GOAL OF THE EXERCISE:
Identify all lines in the data containing the string "imkonini". Copy them out.

________________

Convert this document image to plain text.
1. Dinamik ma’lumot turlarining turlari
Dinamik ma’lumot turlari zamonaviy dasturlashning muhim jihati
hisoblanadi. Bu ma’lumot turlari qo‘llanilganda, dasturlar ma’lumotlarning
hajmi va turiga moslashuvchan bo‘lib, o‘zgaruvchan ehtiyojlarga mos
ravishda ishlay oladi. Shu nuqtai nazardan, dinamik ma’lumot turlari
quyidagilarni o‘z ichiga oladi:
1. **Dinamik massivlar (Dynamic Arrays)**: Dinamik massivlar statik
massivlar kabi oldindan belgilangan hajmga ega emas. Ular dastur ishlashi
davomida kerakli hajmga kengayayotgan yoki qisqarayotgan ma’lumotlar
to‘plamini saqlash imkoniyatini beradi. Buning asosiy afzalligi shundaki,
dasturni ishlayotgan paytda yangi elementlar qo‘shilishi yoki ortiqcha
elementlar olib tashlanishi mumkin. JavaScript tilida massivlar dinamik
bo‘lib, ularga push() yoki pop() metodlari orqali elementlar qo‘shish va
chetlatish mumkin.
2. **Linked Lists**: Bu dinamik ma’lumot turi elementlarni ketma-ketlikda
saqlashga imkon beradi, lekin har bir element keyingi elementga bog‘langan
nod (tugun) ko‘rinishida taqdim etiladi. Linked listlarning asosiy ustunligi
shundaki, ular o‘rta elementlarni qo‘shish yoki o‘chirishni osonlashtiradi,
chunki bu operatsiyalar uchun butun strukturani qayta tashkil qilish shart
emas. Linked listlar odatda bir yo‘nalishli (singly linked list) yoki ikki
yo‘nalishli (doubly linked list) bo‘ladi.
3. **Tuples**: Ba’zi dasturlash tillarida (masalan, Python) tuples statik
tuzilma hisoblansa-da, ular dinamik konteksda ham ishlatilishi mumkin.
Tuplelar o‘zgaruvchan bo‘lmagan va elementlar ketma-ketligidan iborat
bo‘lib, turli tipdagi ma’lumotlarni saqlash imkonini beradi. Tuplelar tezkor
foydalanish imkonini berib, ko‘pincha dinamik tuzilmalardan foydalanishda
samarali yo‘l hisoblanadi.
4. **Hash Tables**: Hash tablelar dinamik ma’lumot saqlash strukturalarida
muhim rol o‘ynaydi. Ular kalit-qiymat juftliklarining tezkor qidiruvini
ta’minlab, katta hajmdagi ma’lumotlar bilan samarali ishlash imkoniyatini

________________

WRITTEN ANSWER:
bo‘lib, turli tipdagi ma’lumotlarni saqlash imkonini beradi. Tuplelar tezkor
foydalanish imkonini berib, ko‘pincha dinamik tuzilmalardan foydalanishda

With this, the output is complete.